(PROBLEM DETAILS) Every line below that holds the string "search" should be copied out.

(EXCERPTED RECORDS)
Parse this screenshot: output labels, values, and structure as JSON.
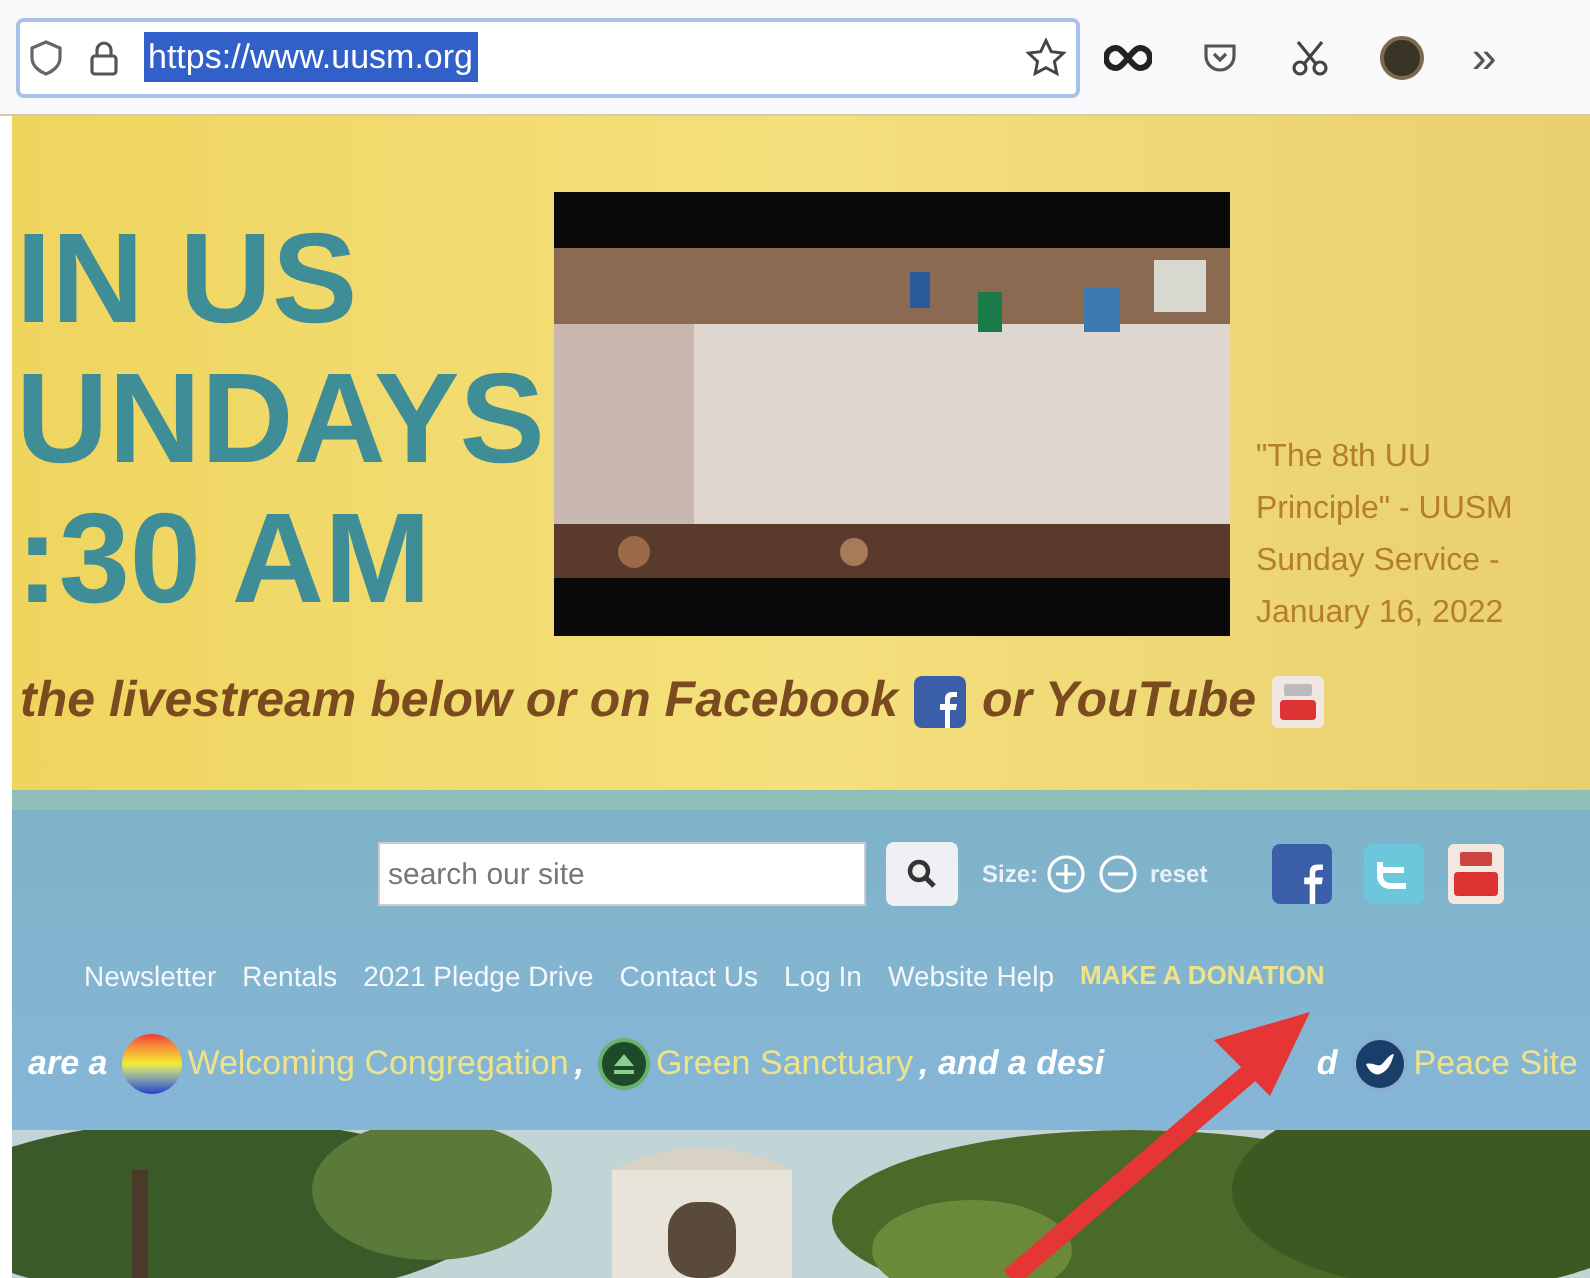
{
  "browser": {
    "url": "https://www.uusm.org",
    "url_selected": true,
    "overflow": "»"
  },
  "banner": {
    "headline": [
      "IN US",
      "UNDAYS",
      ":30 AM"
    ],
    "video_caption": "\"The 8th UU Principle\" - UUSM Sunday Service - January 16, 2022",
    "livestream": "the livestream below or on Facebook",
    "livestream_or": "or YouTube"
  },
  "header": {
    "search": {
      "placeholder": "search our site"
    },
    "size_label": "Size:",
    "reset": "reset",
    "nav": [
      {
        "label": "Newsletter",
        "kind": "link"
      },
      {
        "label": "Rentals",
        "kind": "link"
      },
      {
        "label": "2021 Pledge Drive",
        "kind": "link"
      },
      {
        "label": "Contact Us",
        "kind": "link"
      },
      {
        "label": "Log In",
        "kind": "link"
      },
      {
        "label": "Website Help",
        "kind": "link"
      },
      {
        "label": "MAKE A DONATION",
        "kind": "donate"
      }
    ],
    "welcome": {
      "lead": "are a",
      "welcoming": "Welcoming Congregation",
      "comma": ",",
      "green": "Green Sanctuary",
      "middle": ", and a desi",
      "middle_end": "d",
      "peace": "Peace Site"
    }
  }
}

(WRITTEN RESPONSE)
    "search": {
      "placeholder": "search our site"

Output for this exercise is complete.